Data records
_ _ _

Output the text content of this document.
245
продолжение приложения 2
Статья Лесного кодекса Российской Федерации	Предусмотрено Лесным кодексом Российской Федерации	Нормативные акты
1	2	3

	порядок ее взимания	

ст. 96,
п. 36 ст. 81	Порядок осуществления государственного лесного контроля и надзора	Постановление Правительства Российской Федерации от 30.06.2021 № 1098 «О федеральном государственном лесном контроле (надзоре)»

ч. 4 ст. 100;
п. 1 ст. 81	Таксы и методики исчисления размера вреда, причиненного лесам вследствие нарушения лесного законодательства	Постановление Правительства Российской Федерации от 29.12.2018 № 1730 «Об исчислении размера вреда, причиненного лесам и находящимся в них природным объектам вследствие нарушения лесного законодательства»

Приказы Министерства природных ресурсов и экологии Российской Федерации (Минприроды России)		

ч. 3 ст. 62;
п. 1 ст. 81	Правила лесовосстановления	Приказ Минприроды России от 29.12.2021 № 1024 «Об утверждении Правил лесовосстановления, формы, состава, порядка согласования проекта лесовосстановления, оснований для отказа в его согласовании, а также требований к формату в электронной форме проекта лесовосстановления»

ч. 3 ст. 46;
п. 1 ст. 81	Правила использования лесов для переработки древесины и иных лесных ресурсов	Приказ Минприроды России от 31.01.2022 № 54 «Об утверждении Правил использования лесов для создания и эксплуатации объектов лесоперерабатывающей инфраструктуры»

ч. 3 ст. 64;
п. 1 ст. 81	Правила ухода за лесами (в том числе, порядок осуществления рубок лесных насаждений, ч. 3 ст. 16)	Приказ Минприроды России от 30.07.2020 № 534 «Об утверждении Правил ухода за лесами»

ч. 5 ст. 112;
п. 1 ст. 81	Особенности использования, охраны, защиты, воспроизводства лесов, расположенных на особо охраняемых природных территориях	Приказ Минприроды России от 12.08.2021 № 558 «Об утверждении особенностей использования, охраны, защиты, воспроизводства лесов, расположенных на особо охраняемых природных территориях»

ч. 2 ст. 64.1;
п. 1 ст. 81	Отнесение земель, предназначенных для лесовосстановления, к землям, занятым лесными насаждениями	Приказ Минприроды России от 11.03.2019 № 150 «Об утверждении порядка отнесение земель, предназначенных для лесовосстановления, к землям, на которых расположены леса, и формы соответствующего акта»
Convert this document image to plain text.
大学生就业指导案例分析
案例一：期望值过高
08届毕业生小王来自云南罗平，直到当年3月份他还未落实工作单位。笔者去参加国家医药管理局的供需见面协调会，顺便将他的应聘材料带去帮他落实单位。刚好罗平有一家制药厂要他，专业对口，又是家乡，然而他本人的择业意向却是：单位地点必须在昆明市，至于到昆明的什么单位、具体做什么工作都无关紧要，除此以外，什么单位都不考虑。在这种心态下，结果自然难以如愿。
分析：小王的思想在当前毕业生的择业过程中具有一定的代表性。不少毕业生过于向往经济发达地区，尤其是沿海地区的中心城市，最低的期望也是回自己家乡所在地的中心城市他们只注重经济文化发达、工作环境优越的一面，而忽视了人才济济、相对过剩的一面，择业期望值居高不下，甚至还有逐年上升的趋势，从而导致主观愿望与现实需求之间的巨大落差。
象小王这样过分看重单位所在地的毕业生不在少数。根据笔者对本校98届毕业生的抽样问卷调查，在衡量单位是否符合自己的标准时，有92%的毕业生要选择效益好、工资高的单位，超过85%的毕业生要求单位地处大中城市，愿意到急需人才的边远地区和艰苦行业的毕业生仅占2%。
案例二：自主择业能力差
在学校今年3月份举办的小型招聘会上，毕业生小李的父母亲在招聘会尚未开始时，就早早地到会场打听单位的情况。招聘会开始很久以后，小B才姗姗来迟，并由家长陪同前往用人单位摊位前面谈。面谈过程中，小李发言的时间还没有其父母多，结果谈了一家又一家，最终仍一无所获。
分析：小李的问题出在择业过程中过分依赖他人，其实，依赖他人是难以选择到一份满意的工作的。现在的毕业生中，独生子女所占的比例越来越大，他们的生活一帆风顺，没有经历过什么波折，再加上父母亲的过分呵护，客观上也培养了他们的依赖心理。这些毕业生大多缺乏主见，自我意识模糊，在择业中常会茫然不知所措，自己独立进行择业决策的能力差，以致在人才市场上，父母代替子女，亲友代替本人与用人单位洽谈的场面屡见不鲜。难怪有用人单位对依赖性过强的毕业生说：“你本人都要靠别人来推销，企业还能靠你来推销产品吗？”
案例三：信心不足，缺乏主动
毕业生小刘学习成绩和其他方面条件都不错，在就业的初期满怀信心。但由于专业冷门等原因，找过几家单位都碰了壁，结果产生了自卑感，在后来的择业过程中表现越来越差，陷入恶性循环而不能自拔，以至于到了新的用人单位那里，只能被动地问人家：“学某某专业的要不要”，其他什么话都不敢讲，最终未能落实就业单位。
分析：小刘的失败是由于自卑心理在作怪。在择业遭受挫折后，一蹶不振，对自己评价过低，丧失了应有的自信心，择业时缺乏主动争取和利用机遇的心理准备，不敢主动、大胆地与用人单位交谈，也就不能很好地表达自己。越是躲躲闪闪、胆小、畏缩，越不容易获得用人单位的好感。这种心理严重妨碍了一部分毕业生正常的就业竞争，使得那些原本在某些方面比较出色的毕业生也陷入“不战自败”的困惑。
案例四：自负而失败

_ _ _

INSTRUCTIONS FOR THE TASK
In the listing, find all lines with the string "осуществления" and copy them.

SOLUTION
п. 36 ст. 81	Порядок осуществления государственного лесного контроля и надзора	Постановление Правительства Российской Федерации от 30.06.2021 № 1098 «О федеральном государственном лесном контроле (надзоре)»
п. 1 ст. 81	Правила ухода за лесами (в том числе, порядок осуществления рубок лесных насаждений, ч. 3 ст. 16)	Приказ Минприроды России от 30.07.2020 № 534 «Об утверждении Правил ухода за лесами»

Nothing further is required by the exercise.